*WHAT IS REQUIRED*
Do any lines in the data below contain "Положить"? If so, copy every one of them.
** start PROVIDED MATERIAL **
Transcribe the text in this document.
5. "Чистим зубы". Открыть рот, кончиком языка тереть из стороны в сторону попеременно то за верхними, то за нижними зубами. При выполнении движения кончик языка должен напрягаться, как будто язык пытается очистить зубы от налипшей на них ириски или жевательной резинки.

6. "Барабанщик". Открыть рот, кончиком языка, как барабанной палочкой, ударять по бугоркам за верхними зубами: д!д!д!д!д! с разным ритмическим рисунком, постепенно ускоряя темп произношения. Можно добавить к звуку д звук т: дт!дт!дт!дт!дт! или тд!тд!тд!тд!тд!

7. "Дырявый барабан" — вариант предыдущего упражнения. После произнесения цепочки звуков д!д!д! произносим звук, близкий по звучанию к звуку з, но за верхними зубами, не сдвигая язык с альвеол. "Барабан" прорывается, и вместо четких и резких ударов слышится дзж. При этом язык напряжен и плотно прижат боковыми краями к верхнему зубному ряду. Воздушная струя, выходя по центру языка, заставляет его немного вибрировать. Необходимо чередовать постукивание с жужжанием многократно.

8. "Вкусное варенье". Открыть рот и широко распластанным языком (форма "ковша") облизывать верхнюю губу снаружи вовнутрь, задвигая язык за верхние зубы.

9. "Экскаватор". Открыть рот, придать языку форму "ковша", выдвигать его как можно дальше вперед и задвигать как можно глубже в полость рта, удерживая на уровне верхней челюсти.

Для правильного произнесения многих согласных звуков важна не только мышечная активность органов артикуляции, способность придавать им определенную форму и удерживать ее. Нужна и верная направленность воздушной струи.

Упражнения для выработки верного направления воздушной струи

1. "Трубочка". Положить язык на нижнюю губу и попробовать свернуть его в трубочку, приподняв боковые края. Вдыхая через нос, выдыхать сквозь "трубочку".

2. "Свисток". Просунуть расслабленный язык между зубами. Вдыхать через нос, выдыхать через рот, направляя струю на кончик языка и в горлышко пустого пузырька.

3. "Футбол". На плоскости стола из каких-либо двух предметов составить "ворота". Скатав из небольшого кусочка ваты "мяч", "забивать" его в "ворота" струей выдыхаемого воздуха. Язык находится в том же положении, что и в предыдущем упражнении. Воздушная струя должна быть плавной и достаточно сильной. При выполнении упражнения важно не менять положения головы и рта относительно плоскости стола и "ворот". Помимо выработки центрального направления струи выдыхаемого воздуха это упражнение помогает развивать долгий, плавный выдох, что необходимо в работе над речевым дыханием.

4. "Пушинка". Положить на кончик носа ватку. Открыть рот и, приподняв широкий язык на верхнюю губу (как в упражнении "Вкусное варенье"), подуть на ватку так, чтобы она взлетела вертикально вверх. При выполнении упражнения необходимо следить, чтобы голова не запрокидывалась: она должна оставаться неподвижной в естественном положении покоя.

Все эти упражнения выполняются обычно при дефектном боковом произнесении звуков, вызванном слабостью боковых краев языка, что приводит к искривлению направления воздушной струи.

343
** end PROVIDED MATERIAL **
** start PROVIDED MATERIAL **
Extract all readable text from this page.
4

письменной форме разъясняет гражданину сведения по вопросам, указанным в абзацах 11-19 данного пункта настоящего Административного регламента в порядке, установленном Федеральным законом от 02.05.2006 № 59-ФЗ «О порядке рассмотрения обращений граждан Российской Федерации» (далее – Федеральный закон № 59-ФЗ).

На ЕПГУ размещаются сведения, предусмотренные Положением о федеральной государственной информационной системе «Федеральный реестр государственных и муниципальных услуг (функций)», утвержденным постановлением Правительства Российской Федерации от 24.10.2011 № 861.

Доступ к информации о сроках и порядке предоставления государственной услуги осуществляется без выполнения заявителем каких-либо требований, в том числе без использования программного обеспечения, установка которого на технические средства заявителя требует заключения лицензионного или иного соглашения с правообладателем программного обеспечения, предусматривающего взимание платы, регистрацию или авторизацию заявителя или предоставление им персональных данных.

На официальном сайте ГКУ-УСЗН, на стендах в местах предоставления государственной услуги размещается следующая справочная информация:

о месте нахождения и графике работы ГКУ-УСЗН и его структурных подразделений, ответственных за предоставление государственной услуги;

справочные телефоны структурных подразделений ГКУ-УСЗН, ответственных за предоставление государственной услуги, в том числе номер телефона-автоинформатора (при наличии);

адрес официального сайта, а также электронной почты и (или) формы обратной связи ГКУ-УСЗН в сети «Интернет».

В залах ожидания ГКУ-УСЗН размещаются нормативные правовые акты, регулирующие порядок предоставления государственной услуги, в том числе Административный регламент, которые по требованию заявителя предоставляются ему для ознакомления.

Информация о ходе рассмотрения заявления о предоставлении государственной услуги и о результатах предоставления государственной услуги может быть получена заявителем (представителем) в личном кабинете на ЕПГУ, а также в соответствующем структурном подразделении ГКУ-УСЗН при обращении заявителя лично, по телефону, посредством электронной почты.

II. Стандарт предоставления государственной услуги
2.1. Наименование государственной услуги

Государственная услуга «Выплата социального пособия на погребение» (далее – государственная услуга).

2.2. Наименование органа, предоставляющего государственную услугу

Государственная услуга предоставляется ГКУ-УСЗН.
** end PROVIDED MATERIAL **
*WRITTEN REPLY*
1. "Трубочка". Положить язык на нижнюю губу и попробовать свернуть его в трубочку, приподняв боковые края. Вдыхая через нос, выдыхать сквозь "трубочку".
4. "Пушинка". Положить на кончик носа ватку. Открыть рот и, приподняв широкий язык на верхнюю губу (как в упражнении "Вкусное варенье"), подуть на ватку так, чтобы она взлетела вертикально вверх. При выполнении упражнения необходимо следить, чтобы голова не запрокидывалась: она должна оставаться неподвижной в естественном положении покоя.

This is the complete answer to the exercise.